Entries with figure data:
──────────
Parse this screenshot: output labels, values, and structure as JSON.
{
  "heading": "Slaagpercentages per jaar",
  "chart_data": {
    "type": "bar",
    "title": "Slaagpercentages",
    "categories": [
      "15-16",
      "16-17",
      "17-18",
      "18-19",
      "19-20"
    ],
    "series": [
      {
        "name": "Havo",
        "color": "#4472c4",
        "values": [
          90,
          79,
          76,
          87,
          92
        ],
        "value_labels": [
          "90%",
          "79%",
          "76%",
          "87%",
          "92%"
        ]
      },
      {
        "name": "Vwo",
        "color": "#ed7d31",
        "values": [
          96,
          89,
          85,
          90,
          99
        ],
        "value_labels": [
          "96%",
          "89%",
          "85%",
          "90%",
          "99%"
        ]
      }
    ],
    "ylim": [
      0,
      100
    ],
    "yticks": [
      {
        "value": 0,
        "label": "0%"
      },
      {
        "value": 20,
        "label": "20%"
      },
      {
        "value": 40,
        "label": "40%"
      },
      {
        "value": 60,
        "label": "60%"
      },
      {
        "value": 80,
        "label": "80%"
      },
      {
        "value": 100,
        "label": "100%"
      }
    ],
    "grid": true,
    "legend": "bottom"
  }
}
──────────
Written exercise: Copy all the entries verbatim.

Task result:
Parse this screenshot: output labels, values, and structure as JSON.
{
  "heading": "Slaagpercentages per jaar",
  "chart_data": {
    "type": "bar",
    "title": "Slaagpercentages",
    "categories": [
      "15-16",
      "16-17",
      "17-18",
      "18-19",
      "19-20"
    ],
    "series": [
      {
        "name": "Havo",
        "color": "#4472c4",
        "values": [
          90,
          79,
          76,
          87,
          92
        ],
        "value_labels": [
          "90%",
          "79%",
          "76%",
          "87%",
          "92%"
        ]
      },
      {
        "name": "Vwo",
        "color": "#ed7d31",
        "values": [
          96,
          89,
          85,
          90,
          99
        ],
        "value_labels": [
          "96%",
          "89%",
          "85%",
          "90%",
          "99%"
        ]
      }
    ],
    "ylim": [
      0,
      100
    ],
    "yticks": [
      {
        "value": 0,
        "label": "0%"
      },
      {
        "value": 20,
        "label": "20%"
      },
      {
        "value": 40,
        "label": "40%"
      },
      {
        "value": 60,
        "label": "60%"
      },
      {
        "value": 80,
        "label": "80%"
      },
      {
        "value": 100,
        "label": "100%"
      }
    ],
    "grid": true,
    "legend": "bottom"
  }
}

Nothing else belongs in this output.